### [SHORT EXERCISE]
Without including any pictures, write out all the entries exactly.

━━━━━━━━━━━━━━━━━━━━

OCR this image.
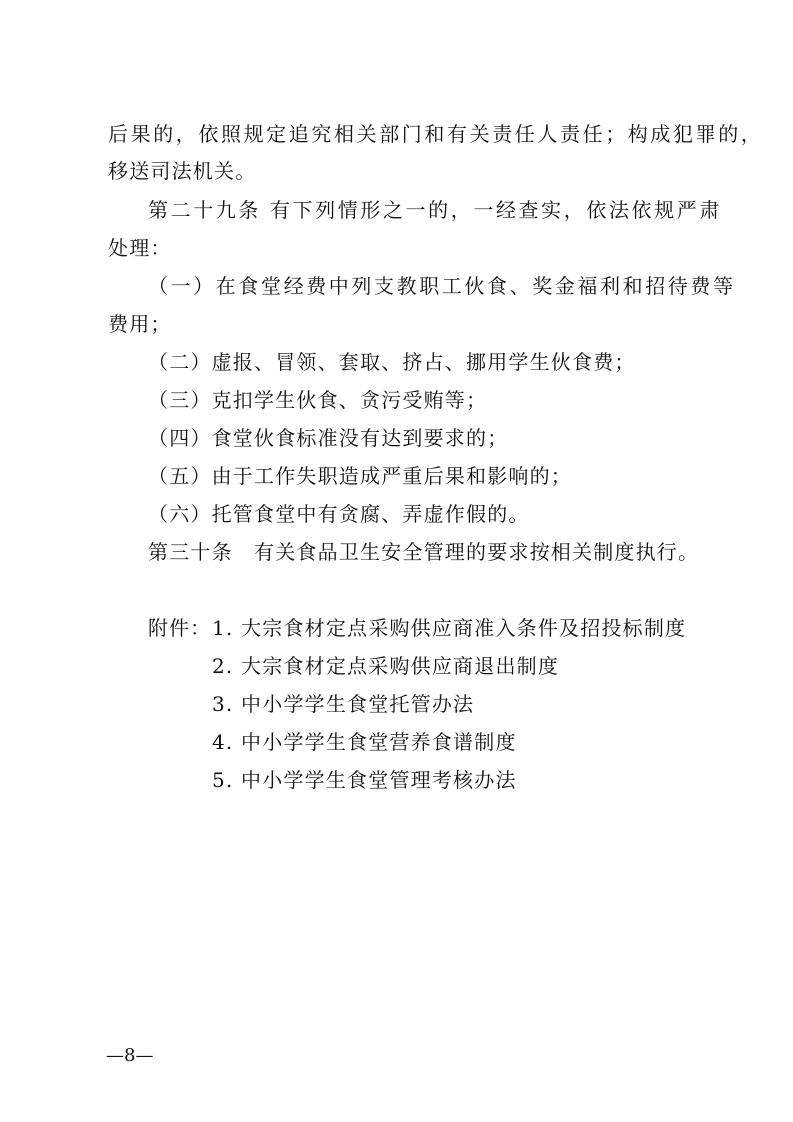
后果的，依照规定追究相关部门和有关责任人责任；构成犯罪的，
移送司法机关。
第二十九条 有下列情形之一的，一经查实，依法依规严肃
处理：
（一）在食堂经费中列支教职工伙食、奖金福利和招待费等
费用；
（二）虚报、冒领、套取、挤占、挪用学生伙食费；
（三）克扣学生伙食、贪污受贿等；
（四）食堂伙食标准没有达到要求的；
（五）由于工作失职造成严重后果和影响的；
（六）托管食堂中有贪腐、弄虚作假的。
第三十条　有关食品卫生安全管理的要求按相关制度执行。
附件： 1. 大宗食材定点采购供应商准入条件及招投标制度
2. 大宗食材定点采购供应商退出制度
3. 中小学学生食堂托管办法
4. 中小学学生食堂营养食谱制度
5. 中小学学生食堂管理考核办法
—8—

━━━━━━━━━━━━━━━━━━━━

### [WORKED ANSWER]
OCR this image.
后果的，依照规定追究相关部门和有关责任人责任；构成犯罪的，
移送司法机关。
第二十九条 有下列情形之一的，一经查实，依法依规严肃
处理：
（一）在食堂经费中列支教职工伙食、奖金福利和招待费等
费用；
（二）虚报、冒领、套取、挤占、挪用学生伙食费；
（三）克扣学生伙食、贪污受贿等；
（四）食堂伙食标准没有达到要求的；
（五）由于工作失职造成严重后果和影响的；
（六）托管食堂中有贪腐、弄虚作假的。
第三十条　有关食品卫生安全管理的要求按相关制度执行。
附件： 1. 大宗食材定点采购供应商准入条件及招投标制度
2. 大宗食材定点采购供应商退出制度
3. 中小学学生食堂托管办法
4. 中小学学生食堂营养食谱制度
5. 中小学学生食堂管理考核办法
—8—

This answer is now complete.